- [Written request]: Display every line from the data below that contains the string "submenu", copying each one in full.

- [Dataset rows]:
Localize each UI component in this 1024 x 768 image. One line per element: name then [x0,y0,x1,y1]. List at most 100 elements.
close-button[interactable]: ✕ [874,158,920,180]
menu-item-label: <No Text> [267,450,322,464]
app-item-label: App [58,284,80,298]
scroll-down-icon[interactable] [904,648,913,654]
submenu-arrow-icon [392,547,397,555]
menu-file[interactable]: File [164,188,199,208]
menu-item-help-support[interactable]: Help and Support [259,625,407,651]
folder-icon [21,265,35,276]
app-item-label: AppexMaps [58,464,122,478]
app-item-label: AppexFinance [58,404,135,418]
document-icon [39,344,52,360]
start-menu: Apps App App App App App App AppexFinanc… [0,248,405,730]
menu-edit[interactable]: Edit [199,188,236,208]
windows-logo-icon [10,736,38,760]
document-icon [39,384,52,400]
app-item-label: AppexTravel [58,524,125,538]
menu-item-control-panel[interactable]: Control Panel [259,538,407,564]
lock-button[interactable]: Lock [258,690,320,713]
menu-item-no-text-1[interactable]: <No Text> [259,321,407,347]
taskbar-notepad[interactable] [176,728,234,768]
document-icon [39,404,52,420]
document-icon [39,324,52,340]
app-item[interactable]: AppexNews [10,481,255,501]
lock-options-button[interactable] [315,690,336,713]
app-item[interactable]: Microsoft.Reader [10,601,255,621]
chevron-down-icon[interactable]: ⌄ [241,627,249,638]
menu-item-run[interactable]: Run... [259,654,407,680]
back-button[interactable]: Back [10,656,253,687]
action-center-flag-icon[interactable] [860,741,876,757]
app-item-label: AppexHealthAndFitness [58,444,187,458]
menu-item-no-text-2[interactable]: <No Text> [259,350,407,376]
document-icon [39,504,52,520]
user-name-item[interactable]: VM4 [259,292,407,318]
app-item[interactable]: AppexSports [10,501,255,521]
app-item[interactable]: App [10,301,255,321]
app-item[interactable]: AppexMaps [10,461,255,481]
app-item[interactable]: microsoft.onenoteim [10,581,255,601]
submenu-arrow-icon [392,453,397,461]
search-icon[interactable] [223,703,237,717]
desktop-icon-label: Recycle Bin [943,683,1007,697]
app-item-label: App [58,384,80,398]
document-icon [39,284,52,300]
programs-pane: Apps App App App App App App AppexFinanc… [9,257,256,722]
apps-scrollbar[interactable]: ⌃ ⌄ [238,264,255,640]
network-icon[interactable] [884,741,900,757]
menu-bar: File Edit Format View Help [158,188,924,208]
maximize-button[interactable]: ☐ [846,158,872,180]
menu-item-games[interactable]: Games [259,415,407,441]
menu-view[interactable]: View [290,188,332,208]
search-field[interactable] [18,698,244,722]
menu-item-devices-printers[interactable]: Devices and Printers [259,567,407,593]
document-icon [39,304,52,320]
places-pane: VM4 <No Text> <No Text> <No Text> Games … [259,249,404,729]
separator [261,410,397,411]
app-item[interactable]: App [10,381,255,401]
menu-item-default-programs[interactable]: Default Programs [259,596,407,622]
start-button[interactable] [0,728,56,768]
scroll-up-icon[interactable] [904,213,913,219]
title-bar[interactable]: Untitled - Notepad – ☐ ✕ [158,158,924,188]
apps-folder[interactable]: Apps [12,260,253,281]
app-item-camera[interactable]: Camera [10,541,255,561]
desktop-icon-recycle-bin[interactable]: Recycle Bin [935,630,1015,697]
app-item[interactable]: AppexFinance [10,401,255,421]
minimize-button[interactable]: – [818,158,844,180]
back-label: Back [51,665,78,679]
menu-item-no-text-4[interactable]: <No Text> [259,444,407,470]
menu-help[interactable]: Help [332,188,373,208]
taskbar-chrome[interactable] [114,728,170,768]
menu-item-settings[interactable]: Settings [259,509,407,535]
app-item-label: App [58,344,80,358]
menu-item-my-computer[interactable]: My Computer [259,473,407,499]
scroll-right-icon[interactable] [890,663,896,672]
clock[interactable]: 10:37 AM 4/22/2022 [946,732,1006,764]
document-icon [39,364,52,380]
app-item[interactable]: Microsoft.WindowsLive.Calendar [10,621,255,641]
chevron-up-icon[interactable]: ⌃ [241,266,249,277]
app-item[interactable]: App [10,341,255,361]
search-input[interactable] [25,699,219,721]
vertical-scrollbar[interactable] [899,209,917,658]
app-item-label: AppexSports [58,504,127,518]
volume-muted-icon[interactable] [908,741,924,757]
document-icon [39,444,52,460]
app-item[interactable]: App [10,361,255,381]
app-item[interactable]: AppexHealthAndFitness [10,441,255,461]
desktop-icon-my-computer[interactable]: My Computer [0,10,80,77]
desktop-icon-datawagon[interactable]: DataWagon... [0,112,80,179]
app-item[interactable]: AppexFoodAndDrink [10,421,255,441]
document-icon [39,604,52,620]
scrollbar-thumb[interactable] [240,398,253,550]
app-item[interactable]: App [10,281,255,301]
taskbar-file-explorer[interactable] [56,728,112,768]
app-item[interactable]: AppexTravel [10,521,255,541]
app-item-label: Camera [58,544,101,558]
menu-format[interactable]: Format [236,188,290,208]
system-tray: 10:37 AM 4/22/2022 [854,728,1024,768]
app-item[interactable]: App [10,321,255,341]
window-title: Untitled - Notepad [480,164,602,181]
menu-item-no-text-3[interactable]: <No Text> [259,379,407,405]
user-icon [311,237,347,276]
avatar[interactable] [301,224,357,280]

- [The response]:
submenu-arrow-icon [392,547,397,555]
submenu-arrow-icon [392,453,397,461]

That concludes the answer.